- Given instruction:
Search the records for "JSON" and copy each line that holds it.

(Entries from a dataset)
»»
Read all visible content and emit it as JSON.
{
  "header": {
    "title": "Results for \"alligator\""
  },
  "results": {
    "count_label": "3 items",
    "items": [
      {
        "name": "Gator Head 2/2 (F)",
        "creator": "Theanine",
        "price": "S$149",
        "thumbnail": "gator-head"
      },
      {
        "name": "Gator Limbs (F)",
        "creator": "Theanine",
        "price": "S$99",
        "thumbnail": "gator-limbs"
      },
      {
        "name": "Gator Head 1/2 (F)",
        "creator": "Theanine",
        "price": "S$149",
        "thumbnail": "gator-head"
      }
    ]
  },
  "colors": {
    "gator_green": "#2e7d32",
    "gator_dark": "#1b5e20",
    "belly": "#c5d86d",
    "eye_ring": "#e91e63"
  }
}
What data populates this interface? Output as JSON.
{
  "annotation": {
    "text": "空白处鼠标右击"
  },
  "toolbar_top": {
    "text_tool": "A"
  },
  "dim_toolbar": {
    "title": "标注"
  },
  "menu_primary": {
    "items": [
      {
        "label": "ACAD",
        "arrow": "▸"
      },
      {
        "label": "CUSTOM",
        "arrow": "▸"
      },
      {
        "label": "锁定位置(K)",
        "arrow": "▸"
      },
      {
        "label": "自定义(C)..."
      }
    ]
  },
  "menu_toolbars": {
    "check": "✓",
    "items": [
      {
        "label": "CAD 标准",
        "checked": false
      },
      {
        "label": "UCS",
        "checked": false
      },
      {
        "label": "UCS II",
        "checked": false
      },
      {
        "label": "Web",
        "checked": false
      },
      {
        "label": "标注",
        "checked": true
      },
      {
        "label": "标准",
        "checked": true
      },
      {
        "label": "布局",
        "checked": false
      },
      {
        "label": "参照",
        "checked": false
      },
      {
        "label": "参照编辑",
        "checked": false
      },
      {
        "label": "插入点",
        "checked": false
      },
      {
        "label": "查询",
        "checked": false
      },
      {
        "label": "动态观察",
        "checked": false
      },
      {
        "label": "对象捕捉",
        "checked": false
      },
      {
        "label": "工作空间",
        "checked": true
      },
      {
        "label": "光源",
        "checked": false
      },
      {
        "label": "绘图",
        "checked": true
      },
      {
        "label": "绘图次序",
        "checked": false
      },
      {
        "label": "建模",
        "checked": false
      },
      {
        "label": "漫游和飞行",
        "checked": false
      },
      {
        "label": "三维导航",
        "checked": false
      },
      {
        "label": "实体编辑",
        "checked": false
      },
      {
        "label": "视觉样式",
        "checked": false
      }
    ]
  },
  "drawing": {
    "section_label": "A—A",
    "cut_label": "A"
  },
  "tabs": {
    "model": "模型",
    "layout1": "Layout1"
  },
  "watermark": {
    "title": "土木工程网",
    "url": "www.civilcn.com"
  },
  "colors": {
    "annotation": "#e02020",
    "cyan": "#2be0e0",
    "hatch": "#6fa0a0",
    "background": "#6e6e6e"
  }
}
««
- Output:
Read all visible content and emit it as JSON.
What data populates this interface? Output as JSON.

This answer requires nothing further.